→ TASK REQUIREMENTS: Give nothing except the number of lines containing the word "xlabel".

→ THE DATA:
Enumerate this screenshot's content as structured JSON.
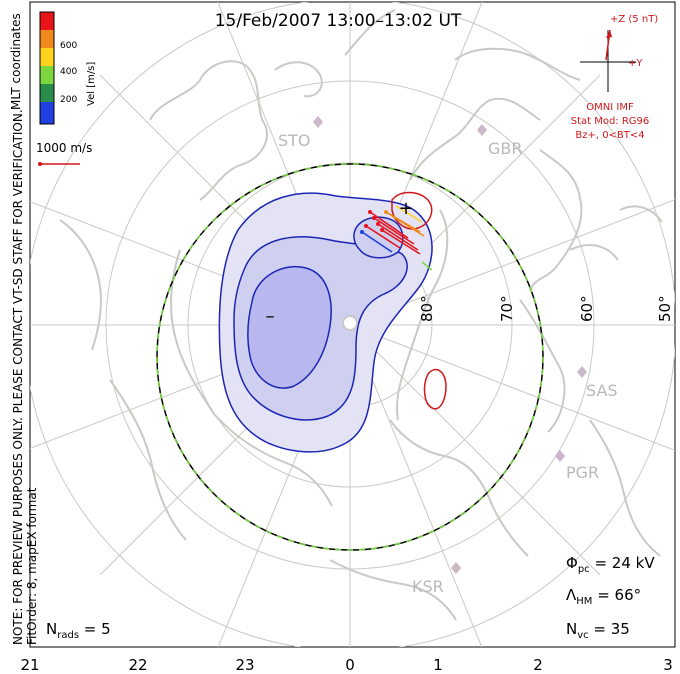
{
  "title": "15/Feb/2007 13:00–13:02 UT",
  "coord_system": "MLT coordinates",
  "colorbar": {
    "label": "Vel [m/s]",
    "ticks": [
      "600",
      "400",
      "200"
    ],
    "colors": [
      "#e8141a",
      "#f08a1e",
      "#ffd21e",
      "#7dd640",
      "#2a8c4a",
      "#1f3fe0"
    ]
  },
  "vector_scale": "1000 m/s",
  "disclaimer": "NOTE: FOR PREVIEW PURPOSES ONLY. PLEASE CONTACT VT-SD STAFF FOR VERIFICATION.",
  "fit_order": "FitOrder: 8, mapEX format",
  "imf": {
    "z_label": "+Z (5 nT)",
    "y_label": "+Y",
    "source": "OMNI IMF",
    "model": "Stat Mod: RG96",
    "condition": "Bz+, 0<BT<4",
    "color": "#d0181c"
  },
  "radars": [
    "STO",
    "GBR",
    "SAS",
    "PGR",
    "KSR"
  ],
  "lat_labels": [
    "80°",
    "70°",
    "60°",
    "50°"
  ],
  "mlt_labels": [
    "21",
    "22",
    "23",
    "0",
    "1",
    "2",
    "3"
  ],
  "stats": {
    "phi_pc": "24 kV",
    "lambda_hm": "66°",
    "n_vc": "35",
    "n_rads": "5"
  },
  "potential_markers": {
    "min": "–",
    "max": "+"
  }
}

==

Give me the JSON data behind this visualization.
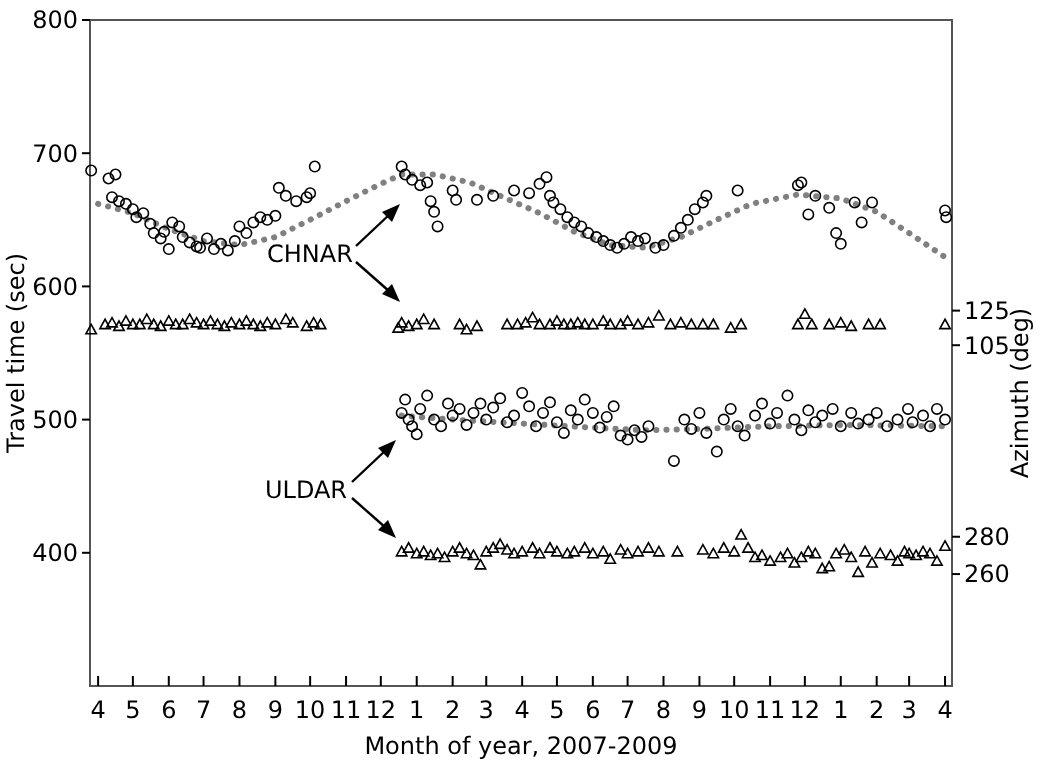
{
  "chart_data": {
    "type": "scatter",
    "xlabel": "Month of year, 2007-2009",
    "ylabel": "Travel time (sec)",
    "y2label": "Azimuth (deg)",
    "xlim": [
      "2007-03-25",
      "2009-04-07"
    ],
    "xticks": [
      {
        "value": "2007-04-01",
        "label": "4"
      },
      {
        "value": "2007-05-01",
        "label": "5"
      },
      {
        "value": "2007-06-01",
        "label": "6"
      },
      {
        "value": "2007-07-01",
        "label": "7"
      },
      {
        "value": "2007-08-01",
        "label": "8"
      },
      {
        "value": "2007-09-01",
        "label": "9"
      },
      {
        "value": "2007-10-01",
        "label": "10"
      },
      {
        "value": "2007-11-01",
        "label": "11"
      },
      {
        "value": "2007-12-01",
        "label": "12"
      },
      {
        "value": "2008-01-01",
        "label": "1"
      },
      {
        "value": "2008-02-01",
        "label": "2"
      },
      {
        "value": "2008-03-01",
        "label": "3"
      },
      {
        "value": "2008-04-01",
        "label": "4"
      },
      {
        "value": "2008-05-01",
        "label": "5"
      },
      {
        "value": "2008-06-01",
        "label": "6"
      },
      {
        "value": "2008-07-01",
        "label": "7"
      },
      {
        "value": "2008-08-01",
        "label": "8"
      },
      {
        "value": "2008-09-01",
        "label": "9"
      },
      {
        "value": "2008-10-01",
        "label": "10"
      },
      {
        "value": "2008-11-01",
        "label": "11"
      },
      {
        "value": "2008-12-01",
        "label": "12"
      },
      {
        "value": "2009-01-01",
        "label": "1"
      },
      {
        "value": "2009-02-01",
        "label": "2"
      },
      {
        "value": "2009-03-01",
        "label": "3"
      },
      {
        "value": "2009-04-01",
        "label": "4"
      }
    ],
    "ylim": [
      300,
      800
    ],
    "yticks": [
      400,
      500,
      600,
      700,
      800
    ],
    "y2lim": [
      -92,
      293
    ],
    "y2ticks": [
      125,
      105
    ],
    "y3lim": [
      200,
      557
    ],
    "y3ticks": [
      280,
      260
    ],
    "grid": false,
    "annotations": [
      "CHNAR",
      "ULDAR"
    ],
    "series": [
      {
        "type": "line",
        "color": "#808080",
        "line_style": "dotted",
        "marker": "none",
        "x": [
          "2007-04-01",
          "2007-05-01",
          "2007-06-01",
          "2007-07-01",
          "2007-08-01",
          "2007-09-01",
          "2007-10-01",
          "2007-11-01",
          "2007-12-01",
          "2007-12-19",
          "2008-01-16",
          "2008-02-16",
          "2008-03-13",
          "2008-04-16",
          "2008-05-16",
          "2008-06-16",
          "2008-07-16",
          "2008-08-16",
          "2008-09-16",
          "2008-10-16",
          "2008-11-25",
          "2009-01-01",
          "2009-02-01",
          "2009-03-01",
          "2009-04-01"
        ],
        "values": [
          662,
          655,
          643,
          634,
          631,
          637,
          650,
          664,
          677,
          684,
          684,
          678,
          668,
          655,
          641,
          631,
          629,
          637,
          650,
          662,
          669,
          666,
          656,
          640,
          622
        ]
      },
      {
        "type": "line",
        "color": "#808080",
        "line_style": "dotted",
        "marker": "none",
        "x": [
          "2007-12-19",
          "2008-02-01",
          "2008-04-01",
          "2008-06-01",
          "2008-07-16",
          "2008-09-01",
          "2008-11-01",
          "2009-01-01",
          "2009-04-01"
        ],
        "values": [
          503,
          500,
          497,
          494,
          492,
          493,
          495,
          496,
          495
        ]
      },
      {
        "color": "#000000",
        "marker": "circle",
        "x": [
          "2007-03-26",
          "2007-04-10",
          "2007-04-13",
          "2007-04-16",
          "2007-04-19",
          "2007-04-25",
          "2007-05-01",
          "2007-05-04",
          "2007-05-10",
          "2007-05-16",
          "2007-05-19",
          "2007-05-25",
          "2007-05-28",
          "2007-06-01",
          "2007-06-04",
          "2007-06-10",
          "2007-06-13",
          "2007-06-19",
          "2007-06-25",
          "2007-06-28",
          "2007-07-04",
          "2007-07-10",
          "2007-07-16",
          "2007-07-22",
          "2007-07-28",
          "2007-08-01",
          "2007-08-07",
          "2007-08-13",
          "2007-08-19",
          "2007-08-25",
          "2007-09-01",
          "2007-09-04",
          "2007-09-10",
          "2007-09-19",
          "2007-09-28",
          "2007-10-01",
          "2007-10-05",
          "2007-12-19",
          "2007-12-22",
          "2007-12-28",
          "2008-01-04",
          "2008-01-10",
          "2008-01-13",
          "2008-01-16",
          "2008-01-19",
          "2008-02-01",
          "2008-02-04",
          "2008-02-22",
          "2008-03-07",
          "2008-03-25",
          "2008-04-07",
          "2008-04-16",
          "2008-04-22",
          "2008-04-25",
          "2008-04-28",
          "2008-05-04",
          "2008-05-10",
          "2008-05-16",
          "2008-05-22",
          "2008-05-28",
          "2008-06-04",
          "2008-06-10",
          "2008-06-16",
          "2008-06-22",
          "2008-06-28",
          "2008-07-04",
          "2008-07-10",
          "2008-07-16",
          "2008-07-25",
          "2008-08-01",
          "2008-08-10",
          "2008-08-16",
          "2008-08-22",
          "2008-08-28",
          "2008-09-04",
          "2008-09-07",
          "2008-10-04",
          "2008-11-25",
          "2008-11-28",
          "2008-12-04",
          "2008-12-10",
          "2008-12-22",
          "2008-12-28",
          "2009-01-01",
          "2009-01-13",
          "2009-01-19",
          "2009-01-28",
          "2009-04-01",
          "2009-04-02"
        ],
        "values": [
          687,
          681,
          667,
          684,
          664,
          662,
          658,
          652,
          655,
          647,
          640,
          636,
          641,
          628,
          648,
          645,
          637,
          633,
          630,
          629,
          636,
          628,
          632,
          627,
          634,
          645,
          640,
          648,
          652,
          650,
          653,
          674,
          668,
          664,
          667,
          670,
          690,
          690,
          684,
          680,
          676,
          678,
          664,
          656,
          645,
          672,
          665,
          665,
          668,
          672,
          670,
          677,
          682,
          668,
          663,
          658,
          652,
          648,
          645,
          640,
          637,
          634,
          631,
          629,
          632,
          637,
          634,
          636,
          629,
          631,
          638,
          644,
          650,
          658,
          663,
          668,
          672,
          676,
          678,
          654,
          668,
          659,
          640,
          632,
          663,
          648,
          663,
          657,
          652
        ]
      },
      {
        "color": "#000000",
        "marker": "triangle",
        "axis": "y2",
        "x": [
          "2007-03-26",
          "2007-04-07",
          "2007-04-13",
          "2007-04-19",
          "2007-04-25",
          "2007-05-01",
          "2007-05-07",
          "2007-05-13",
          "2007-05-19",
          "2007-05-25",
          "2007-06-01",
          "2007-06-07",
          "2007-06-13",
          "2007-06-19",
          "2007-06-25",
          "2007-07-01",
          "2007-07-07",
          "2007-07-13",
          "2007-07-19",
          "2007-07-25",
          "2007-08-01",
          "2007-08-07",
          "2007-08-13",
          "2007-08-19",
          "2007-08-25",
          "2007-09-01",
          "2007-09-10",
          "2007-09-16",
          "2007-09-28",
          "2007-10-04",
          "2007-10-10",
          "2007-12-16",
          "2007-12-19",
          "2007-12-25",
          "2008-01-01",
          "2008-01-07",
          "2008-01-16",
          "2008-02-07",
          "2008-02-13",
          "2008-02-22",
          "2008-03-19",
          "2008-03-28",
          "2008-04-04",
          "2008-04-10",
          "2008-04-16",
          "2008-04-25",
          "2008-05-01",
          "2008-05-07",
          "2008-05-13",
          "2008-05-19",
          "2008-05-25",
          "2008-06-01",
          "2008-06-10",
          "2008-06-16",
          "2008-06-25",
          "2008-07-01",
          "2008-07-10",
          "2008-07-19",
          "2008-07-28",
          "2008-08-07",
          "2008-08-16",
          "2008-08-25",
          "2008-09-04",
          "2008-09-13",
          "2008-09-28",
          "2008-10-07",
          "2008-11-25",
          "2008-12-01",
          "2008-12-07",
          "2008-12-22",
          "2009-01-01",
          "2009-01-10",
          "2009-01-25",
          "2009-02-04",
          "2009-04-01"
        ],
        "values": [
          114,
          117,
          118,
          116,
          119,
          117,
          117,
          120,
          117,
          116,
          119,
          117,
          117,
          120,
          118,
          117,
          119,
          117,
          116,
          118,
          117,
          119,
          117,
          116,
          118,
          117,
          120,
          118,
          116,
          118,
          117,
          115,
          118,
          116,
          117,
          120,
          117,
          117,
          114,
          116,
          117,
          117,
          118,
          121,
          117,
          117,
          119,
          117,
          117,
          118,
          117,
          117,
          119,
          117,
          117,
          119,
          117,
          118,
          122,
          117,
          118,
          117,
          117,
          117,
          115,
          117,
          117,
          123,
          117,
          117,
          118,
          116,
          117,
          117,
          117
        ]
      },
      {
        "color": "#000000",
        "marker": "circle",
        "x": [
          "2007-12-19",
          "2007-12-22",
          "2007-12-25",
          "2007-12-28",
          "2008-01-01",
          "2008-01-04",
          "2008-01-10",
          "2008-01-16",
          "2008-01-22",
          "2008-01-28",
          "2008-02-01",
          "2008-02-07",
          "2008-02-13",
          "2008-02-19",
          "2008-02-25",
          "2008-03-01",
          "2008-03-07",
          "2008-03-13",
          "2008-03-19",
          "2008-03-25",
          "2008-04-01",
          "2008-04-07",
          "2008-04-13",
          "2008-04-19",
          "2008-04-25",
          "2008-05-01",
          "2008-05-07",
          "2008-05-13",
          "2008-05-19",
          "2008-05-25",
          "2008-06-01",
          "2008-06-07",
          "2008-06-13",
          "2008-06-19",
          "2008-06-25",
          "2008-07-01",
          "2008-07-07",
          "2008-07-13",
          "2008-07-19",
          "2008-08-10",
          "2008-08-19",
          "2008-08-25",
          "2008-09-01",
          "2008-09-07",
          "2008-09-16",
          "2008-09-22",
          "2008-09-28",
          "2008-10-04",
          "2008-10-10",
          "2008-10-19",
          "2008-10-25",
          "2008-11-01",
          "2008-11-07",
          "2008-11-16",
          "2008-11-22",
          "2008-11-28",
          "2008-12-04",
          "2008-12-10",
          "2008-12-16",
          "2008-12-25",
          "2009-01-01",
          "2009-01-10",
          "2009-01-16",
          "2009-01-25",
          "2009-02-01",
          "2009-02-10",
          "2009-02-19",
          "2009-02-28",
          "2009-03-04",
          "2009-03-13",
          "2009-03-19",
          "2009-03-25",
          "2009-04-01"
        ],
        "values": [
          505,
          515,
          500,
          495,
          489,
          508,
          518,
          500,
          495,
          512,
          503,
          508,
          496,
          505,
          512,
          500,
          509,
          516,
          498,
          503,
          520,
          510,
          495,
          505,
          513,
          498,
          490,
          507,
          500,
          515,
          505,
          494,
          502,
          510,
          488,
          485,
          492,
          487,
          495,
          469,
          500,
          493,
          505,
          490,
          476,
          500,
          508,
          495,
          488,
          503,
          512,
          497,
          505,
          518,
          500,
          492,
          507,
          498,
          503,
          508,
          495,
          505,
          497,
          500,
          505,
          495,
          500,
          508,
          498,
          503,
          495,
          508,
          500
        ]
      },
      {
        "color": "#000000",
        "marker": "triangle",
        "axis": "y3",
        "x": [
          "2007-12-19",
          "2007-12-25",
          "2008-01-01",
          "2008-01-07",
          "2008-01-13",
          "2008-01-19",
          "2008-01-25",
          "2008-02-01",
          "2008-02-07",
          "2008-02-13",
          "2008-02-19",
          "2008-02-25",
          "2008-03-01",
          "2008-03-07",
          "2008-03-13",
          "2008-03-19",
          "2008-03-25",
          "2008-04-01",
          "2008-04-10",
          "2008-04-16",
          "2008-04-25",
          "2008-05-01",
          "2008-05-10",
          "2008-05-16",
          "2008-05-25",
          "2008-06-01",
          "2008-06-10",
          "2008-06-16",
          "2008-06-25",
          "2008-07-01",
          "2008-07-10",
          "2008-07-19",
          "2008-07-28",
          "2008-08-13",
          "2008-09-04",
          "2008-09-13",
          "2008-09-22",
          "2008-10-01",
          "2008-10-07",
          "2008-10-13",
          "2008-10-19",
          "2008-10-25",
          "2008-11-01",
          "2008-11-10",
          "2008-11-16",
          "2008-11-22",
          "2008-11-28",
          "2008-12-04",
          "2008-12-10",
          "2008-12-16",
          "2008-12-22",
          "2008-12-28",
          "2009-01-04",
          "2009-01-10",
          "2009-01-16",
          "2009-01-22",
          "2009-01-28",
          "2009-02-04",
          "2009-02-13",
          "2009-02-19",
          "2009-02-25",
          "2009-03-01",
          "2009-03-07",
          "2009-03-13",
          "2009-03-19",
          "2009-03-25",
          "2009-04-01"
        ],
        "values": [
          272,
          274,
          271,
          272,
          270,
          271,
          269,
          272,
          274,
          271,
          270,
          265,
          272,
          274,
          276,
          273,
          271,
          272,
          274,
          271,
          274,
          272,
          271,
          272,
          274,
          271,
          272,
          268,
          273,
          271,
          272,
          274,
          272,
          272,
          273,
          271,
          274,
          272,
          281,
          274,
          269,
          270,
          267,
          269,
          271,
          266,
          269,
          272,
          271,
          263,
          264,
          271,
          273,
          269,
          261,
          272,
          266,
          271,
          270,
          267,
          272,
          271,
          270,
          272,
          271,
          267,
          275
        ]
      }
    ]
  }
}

---

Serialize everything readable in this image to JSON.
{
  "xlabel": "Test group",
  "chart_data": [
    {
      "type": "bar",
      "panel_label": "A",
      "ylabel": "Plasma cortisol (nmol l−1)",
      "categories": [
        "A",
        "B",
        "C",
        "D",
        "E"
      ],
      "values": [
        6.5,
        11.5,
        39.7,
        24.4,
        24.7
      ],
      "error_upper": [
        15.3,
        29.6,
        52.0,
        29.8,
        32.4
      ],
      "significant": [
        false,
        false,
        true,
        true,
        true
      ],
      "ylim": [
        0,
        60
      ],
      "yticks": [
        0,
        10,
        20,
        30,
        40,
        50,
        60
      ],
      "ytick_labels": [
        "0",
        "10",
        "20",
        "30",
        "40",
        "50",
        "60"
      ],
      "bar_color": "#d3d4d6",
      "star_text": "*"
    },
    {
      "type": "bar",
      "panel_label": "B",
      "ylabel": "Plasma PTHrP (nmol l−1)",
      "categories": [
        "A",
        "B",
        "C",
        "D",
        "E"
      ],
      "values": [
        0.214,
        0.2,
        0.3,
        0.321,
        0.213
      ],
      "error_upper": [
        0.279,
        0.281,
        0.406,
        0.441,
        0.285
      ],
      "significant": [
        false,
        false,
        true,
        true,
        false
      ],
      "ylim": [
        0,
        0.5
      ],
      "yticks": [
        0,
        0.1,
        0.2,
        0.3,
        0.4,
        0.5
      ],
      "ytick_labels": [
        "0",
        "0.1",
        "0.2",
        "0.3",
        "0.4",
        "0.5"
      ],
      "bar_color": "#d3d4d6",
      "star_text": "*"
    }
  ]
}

→ RESPONSE TO THE TASK: 2